§ DESCRIPTION OF THE TASK
Pictures should be excluded; otherwise, copy every entry exactly.

§ INPUT
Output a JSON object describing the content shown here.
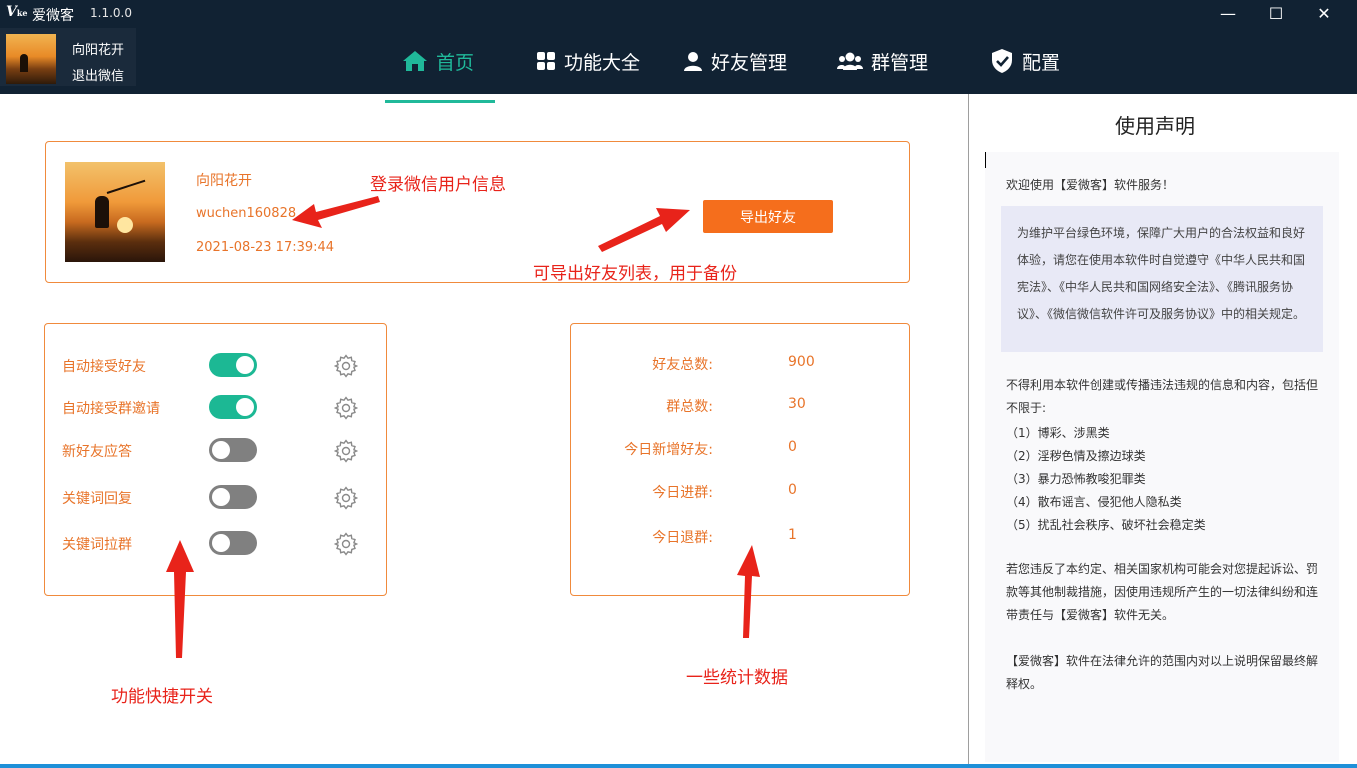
{
  "titlebar": {
    "app_name": "爱微客",
    "version": "1.1.0.0",
    "logo_text": "V",
    "logo_sub": "ke",
    "minimize": "—",
    "maximize": "☐",
    "close": "✕"
  },
  "account": {
    "nickname": "向阳花开",
    "logout_label": "退出微信"
  },
  "nav": {
    "items": [
      {
        "label": "首页",
        "icon": "home-icon",
        "active": true
      },
      {
        "label": "功能大全",
        "icon": "grid-icon",
        "active": false
      },
      {
        "label": "好友管理",
        "icon": "user-icon",
        "active": false
      },
      {
        "label": "群管理",
        "icon": "users-icon",
        "active": false
      },
      {
        "label": "配置",
        "icon": "shield-check-icon",
        "active": false
      }
    ],
    "accent_color": "#20b99a"
  },
  "user_card": {
    "nickname": "向阳花开",
    "wxid": "wuchen160828",
    "login_time": "2021-08-23 17:39:44",
    "export_button": "导出好友"
  },
  "switches": [
    {
      "label": "自动接受好友",
      "on": true
    },
    {
      "label": "自动接受群邀请",
      "on": true
    },
    {
      "label": "新好友应答",
      "on": false
    },
    {
      "label": "关键词回复",
      "on": false
    },
    {
      "label": "关键词拉群",
      "on": false
    }
  ],
  "stats": [
    {
      "label": "好友总数:",
      "value": "900"
    },
    {
      "label": "群总数:",
      "value": "30"
    },
    {
      "label": "今日新增好友:",
      "value": "0"
    },
    {
      "label": "今日进群:",
      "value": "0"
    },
    {
      "label": "今日退群:",
      "value": "1"
    }
  ],
  "annotations": {
    "user_info": "登录微信用户信息",
    "export": "可导出好友列表，用于备份",
    "switches": "功能快捷开关",
    "stats": "一些统计数据"
  },
  "declaration": {
    "title": "使用声明",
    "welcome": "欢迎使用【爱微客】软件服务！",
    "box_text": "为维护平台绿色环境，保障广大用户的合法权益和良好体验，请您在使用本软件时自觉遵守《中华人民共和国宪法》、《中华人民共和国网络安全法》、《腾讯服务协议》、《微信微信软件许可及服务协议》中的相关规定。",
    "intro": "不得利用本软件创建或传播违法违规的信息和内容，包括但不限于:",
    "list": [
      "（1）博彩、涉黑类",
      "（2）淫秽色情及擦边球类",
      "（3）暴力恐怖教唆犯罪类",
      "（4）散布谣言、侵犯他人隐私类",
      "（5）扰乱社会秩序、破坏社会稳定类"
    ],
    "violation": "若您违反了本约定、相关国家机构可能会对您提起诉讼、罚款等其他制裁措施，因使用违规所产生的一切法律纠纷和连带责任与【爱微客】软件无关。",
    "final": "【爱微客】软件在法律允许的范围内对以上说明保留最终解释权。"
  },
  "colors": {
    "header_bg": "#112233",
    "card_border": "#f08a3c",
    "text_orange": "#e8742a",
    "button_orange": "#f56e1c",
    "toggle_on": "#1cb894",
    "toggle_off": "#808080",
    "annotation_red": "#e8231a"
  }
}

§ FULL RESPONSE
Output a JSON object describing the content shown here.
{
  "titlebar": {
    "app_name": "爱微客",
    "version": "1.1.0.0",
    "logo_text": "V",
    "logo_sub": "ke",
    "minimize": "—",
    "maximize": "☐",
    "close": "✕"
  },
  "account": {
    "nickname": "向阳花开",
    "logout_label": "退出微信"
  },
  "nav": {
    "items": [
      {
        "label": "首页",
        "icon": "home-icon",
        "active": true
      },
      {
        "label": "功能大全",
        "icon": "grid-icon",
        "active": false
      },
      {
        "label": "好友管理",
        "icon": "user-icon",
        "active": false
      },
      {
        "label": "群管理",
        "icon": "users-icon",
        "active": false
      },
      {
        "label": "配置",
        "icon": "shield-check-icon",
        "active": false
      }
    ],
    "accent_color": "#20b99a"
  },
  "user_card": {
    "nickname": "向阳花开",
    "wxid": "wuchen160828",
    "login_time": "2021-08-23 17:39:44",
    "export_button": "导出好友"
  },
  "switches": [
    {
      "label": "自动接受好友",
      "on": true
    },
    {
      "label": "自动接受群邀请",
      "on": true
    },
    {
      "label": "新好友应答",
      "on": false
    },
    {
      "label": "关键词回复",
      "on": false
    },
    {
      "label": "关键词拉群",
      "on": false
    }
  ],
  "stats": [
    {
      "label": "好友总数:",
      "value": "900"
    },
    {
      "label": "群总数:",
      "value": "30"
    },
    {
      "label": "今日新增好友:",
      "value": "0"
    },
    {
      "label": "今日进群:",
      "value": "0"
    },
    {
      "label": "今日退群:",
      "value": "1"
    }
  ],
  "annotations": {
    "user_info": "登录微信用户信息",
    "export": "可导出好友列表，用于备份",
    "switches": "功能快捷开关",
    "stats": "一些统计数据"
  },
  "declaration": {
    "title": "使用声明",
    "welcome": "欢迎使用【爱微客】软件服务！",
    "box_text": "为维护平台绿色环境，保障广大用户的合法权益和良好体验，请您在使用本软件时自觉遵守《中华人民共和国宪法》、《中华人民共和国网络安全法》、《腾讯服务协议》、《微信微信软件许可及服务协议》中的相关规定。",
    "intro": "不得利用本软件创建或传播违法违规的信息和内容，包括但不限于:",
    "list": [
      "（1）博彩、涉黑类",
      "（2）淫秽色情及擦边球类",
      "（3）暴力恐怖教唆犯罪类",
      "（4）散布谣言、侵犯他人隐私类",
      "（5）扰乱社会秩序、破坏社会稳定类"
    ],
    "violation": "若您违反了本约定、相关国家机构可能会对您提起诉讼、罚款等其他制裁措施，因使用违规所产生的一切法律纠纷和连带责任与【爱微客】软件无关。",
    "final": "【爱微客】软件在法律允许的范围内对以上说明保留最终解释权。"
  },
  "colors": {
    "header_bg": "#112233",
    "card_border": "#f08a3c",
    "text_orange": "#e8742a",
    "button_orange": "#f56e1c",
    "toggle_on": "#1cb894",
    "toggle_off": "#808080",
    "annotation_red": "#e8231a"
  }
}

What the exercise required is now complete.